Exercise task: Gather every line of the entries that includes the word "организации".

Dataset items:
──────────────────────────────

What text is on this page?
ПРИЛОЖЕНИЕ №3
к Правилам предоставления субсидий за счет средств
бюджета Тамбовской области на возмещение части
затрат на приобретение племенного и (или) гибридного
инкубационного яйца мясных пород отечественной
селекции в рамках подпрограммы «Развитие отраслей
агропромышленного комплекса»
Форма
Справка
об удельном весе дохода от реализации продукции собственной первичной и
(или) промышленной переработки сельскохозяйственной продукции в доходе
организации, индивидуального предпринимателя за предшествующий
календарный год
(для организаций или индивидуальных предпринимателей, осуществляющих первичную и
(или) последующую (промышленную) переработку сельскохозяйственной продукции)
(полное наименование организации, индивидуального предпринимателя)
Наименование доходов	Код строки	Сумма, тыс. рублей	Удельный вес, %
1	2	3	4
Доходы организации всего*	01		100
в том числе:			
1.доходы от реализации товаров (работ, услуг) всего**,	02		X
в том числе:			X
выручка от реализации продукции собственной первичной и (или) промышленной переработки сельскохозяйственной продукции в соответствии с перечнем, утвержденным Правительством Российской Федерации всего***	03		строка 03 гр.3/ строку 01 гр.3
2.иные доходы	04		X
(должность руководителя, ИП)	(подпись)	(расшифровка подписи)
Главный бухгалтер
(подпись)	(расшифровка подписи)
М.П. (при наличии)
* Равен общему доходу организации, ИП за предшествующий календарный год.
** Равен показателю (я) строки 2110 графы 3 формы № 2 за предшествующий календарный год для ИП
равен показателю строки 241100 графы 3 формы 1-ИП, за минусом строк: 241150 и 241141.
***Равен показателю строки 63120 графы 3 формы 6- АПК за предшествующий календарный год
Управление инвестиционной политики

──────────────────────────────

The reply:
организации, индивидуального предпринимателя за предшествующий
(полное наименование организации, индивидуального предпринимателя)
Доходы организации всего*	01		100
* Равен общему доходу организации, ИП за предшествующий календарный год.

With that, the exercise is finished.